Repeat the material exactly as it appears.
***** DATA TO PROCESS
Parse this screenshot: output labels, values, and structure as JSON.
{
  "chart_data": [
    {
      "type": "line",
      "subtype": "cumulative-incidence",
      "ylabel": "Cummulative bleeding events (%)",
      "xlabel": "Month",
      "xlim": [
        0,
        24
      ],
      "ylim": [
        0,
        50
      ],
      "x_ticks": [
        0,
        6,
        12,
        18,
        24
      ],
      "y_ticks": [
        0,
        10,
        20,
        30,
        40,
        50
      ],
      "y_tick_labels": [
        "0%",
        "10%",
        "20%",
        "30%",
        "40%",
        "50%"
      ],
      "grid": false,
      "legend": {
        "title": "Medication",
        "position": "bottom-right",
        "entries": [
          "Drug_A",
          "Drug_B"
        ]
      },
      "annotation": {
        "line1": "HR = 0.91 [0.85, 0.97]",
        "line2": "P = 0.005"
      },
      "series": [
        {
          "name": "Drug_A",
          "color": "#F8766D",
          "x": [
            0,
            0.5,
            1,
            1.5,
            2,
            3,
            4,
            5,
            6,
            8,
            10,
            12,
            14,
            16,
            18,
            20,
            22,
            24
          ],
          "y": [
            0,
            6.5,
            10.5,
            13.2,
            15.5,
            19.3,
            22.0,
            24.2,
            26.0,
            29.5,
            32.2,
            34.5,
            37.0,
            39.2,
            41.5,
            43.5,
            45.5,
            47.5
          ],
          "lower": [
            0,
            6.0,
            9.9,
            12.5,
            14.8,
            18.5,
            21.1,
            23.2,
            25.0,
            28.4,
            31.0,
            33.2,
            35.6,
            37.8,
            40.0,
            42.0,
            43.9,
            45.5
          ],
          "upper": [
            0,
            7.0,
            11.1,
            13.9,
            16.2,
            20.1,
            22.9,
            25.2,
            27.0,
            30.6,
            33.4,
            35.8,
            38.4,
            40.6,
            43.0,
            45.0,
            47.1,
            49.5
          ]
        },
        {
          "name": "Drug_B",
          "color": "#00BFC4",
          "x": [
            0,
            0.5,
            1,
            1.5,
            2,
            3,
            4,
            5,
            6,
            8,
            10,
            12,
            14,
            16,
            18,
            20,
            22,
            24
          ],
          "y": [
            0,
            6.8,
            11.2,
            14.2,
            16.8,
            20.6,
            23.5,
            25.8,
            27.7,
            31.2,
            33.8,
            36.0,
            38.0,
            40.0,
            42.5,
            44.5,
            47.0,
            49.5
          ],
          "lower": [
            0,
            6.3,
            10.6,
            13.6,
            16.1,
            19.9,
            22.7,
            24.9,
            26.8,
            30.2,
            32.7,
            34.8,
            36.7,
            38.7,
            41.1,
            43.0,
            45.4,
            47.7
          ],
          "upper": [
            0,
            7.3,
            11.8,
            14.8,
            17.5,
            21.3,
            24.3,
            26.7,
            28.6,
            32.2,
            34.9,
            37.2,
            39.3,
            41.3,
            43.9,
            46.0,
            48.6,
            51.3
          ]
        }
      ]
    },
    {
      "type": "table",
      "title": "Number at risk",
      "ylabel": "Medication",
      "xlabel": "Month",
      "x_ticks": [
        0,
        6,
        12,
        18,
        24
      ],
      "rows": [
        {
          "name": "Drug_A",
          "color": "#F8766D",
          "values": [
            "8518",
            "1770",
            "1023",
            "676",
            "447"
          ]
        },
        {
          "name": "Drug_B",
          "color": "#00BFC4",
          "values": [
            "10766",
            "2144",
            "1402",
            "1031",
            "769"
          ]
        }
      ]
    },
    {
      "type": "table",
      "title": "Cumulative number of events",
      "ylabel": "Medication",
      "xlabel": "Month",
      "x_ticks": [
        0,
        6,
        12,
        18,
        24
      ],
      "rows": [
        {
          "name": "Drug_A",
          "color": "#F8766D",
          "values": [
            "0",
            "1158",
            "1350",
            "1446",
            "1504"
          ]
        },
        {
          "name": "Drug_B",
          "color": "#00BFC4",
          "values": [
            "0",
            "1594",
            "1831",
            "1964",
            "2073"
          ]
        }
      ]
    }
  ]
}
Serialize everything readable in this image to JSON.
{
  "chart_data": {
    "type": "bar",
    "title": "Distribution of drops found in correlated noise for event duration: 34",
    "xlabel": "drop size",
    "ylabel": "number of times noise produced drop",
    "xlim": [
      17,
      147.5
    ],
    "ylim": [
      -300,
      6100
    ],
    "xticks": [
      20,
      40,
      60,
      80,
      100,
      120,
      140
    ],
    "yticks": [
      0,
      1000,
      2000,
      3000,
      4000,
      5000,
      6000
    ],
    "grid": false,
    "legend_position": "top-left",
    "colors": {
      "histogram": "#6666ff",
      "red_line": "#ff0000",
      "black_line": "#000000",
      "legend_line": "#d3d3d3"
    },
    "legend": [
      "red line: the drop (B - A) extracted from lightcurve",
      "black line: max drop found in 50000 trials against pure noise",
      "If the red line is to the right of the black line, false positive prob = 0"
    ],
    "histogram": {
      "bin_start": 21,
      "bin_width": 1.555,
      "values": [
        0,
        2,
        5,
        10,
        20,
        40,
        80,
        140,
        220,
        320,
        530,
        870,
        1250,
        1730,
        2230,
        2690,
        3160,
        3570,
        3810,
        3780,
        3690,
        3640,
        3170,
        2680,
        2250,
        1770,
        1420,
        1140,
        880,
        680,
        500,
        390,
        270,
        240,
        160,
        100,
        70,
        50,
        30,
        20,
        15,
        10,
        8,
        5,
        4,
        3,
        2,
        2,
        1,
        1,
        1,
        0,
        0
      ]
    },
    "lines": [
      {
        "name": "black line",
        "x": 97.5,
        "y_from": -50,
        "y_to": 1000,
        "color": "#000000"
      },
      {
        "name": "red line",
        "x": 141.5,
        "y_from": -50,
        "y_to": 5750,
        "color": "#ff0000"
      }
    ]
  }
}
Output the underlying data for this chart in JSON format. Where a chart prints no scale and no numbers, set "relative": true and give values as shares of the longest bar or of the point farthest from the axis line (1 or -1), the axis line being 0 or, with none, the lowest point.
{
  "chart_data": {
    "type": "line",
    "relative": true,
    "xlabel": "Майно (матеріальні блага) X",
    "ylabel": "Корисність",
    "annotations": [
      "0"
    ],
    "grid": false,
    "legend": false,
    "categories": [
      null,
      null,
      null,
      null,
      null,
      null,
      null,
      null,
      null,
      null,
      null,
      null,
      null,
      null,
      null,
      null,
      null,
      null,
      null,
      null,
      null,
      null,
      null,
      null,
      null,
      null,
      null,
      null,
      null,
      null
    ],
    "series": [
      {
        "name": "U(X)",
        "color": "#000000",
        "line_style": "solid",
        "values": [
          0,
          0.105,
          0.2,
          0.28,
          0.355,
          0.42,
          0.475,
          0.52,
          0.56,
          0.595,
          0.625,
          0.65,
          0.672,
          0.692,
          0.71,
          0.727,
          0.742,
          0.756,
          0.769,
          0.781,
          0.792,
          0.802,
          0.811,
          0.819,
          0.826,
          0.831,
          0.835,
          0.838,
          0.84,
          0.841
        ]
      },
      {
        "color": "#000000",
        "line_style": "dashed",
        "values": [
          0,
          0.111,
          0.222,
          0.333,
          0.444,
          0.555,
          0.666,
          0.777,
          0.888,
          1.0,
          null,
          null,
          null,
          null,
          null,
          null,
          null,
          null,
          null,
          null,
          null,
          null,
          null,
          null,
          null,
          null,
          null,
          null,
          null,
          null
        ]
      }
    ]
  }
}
**********
• [CORRECT RESPONSE]
Parse this screenshot: output labels, values, and structure as JSON.
{
  "chart_data": [
    {
      "type": "line",
      "subtype": "cumulative-incidence",
      "ylabel": "Cummulative bleeding events (%)",
      "xlabel": "Month",
      "xlim": [
        0,
        24
      ],
      "ylim": [
        0,
        50
      ],
      "x_ticks": [
        0,
        6,
        12,
        18,
        24
      ],
      "y_ticks": [
        0,
        10,
        20,
        30,
        40,
        50
      ],
      "y_tick_labels": [
        "0%",
        "10%",
        "20%",
        "30%",
        "40%",
        "50%"
      ],
      "grid": false,
      "legend": {
        "title": "Medication",
        "position": "bottom-right",
        "entries": [
          "Drug_A",
          "Drug_B"
        ]
      },
      "annotation": {
        "line1": "HR = 0.91 [0.85, 0.97]",
        "line2": "P = 0.005"
      },
      "series": [
        {
          "name": "Drug_A",
          "color": "#F8766D",
          "x": [
            0,
            0.5,
            1,
            1.5,
            2,
            3,
            4,
            5,
            6,
            8,
            10,
            12,
            14,
            16,
            18,
            20,
            22,
            24
          ],
          "y": [
            0,
            6.5,
            10.5,
            13.2,
            15.5,
            19.3,
            22.0,
            24.2,
            26.0,
            29.5,
            32.2,
            34.5,
            37.0,
            39.2,
            41.5,
            43.5,
            45.5,
            47.5
          ],
          "lower": [
            0,
            6.0,
            9.9,
            12.5,
            14.8,
            18.5,
            21.1,
            23.2,
            25.0,
            28.4,
            31.0,
            33.2,
            35.6,
            37.8,
            40.0,
            42.0,
            43.9,
            45.5
          ],
          "upper": [
            0,
            7.0,
            11.1,
            13.9,
            16.2,
            20.1,
            22.9,
            25.2,
            27.0,
            30.6,
            33.4,
            35.8,
            38.4,
            40.6,
            43.0,
            45.0,
            47.1,
            49.5
          ]
        },
        {
          "name": "Drug_B",
          "color": "#00BFC4",
          "x": [
            0,
            0.5,
            1,
            1.5,
            2,
            3,
            4,
            5,
            6,
            8,
            10,
            12,
            14,
            16,
            18,
            20,
            22,
            24
          ],
          "y": [
            0,
            6.8,
            11.2,
            14.2,
            16.8,
            20.6,
            23.5,
            25.8,
            27.7,
            31.2,
            33.8,
            36.0,
            38.0,
            40.0,
            42.5,
            44.5,
            47.0,
            49.5
          ],
          "lower": [
            0,
            6.3,
            10.6,
            13.6,
            16.1,
            19.9,
            22.7,
            24.9,
            26.8,
            30.2,
            32.7,
            34.8,
            36.7,
            38.7,
            41.1,
            43.0,
            45.4,
            47.7
          ],
          "upper": [
            0,
            7.3,
            11.8,
            14.8,
            17.5,
            21.3,
            24.3,
            26.7,
            28.6,
            32.2,
            34.9,
            37.2,
            39.3,
            41.3,
            43.9,
            46.0,
            48.6,
            51.3
          ]
        }
      ]
    },
    {
      "type": "table",
      "title": "Number at risk",
      "ylabel": "Medication",
      "xlabel": "Month",
      "x_ticks": [
        0,
        6,
        12,
        18,
        24
      ],
      "rows": [
        {
          "name": "Drug_A",
          "color": "#F8766D",
          "values": [
            "8518",
            "1770",
            "1023",
            "676",
            "447"
          ]
        },
        {
          "name": "Drug_B",
          "color": "#00BFC4",
          "values": [
            "10766",
            "2144",
            "1402",
            "1031",
            "769"
          ]
        }
      ]
    },
    {
      "type": "table",
      "title": "Cumulative number of events",
      "ylabel": "Medication",
      "xlabel": "Month",
      "x_ticks": [
        0,
        6,
        12,
        18,
        24
      ],
      "rows": [
        {
          "name": "Drug_A",
          "color": "#F8766D",
          "values": [
            "0",
            "1158",
            "1350",
            "1446",
            "1504"
          ]
        },
        {
          "name": "Drug_B",
          "color": "#00BFC4",
          "values": [
            "0",
            "1594",
            "1831",
            "1964",
            "2073"
          ]
        }
      ]
    }
  ]
}
Serialize everything readable in this image to JSON.
{
  "chart_data": {
    "type": "bar",
    "title": "Distribution of drops found in correlated noise for event duration: 34",
    "xlabel": "drop size",
    "ylabel": "number of times noise produced drop",
    "xlim": [
      17,
      147.5
    ],
    "ylim": [
      -300,
      6100
    ],
    "xticks": [
      20,
      40,
      60,
      80,
      100,
      120,
      140
    ],
    "yticks": [
      0,
      1000,
      2000,
      3000,
      4000,
      5000,
      6000
    ],
    "grid": false,
    "legend_position": "top-left",
    "colors": {
      "histogram": "#6666ff",
      "red_line": "#ff0000",
      "black_line": "#000000",
      "legend_line": "#d3d3d3"
    },
    "legend": [
      "red line: the drop (B - A) extracted from lightcurve",
      "black line: max drop found in 50000 trials against pure noise",
      "If the red line is to the right of the black line, false positive prob = 0"
    ],
    "histogram": {
      "bin_start": 21,
      "bin_width": 1.555,
      "values": [
        0,
        2,
        5,
        10,
        20,
        40,
        80,
        140,
        220,
        320,
        530,
        870,
        1250,
        1730,
        2230,
        2690,
        3160,
        3570,
        3810,
        3780,
        3690,
        3640,
        3170,
        2680,
        2250,
        1770,
        1420,
        1140,
        880,
        680,
        500,
        390,
        270,
        240,
        160,
        100,
        70,
        50,
        30,
        20,
        15,
        10,
        8,
        5,
        4,
        3,
        2,
        2,
        1,
        1,
        1,
        0,
        0
      ]
    },
    "lines": [
      {
        "name": "black line",
        "x": 97.5,
        "y_from": -50,
        "y_to": 1000,
        "color": "#000000"
      },
      {
        "name": "red line",
        "x": 141.5,
        "y_from": -50,
        "y_to": 5750,
        "color": "#ff0000"
      }
    ]
  }
}
Output the underlying data for this chart in JSON format. Where a chart prints no scale and no numbers, set "relative": true and give values as shares of the longest bar or of the point farthest from the axis line (1 or -1), the axis line being 0 or, with none, the lowest point.
{
  "chart_data": {
    "type": "line",
    "relative": true,
    "xlabel": "Майно (матеріальні блага) X",
    "ylabel": "Корисність",
    "annotations": [
      "0"
    ],
    "grid": false,
    "legend": false,
    "categories": [
      null,
      null,
      null,
      null,
      null,
      null,
      null,
      null,
      null,
      null,
      null,
      null,
      null,
      null,
      null,
      null,
      null,
      null,
      null,
      null,
      null,
      null,
      null,
      null,
      null,
      null,
      null,
      null,
      null,
      null
    ],
    "series": [
      {
        "name": "U(X)",
        "color": "#000000",
        "line_style": "solid",
        "values": [
          0,
          0.105,
          0.2,
          0.28,
          0.355,
          0.42,
          0.475,
          0.52,
          0.56,
          0.595,
          0.625,
          0.65,
          0.672,
          0.692,
          0.71,
          0.727,
          0.742,
          0.756,
          0.769,
          0.781,
          0.792,
          0.802,
          0.811,
          0.819,
          0.826,
          0.831,
          0.835,
          0.838,
          0.84,
          0.841
        ]
      },
      {
        "color": "#000000",
        "line_style": "dashed",
        "values": [
          0,
          0.111,
          0.222,
          0.333,
          0.444,
          0.555,
          0.666,
          0.777,
          0.888,
          1.0,
          null,
          null,
          null,
          null,
          null,
          null,
          null,
          null,
          null,
          null,
          null,
          null,
          null,
          null,
          null,
          null,
          null,
          null,
          null,
          null
        ]
      }
    ]
  }
}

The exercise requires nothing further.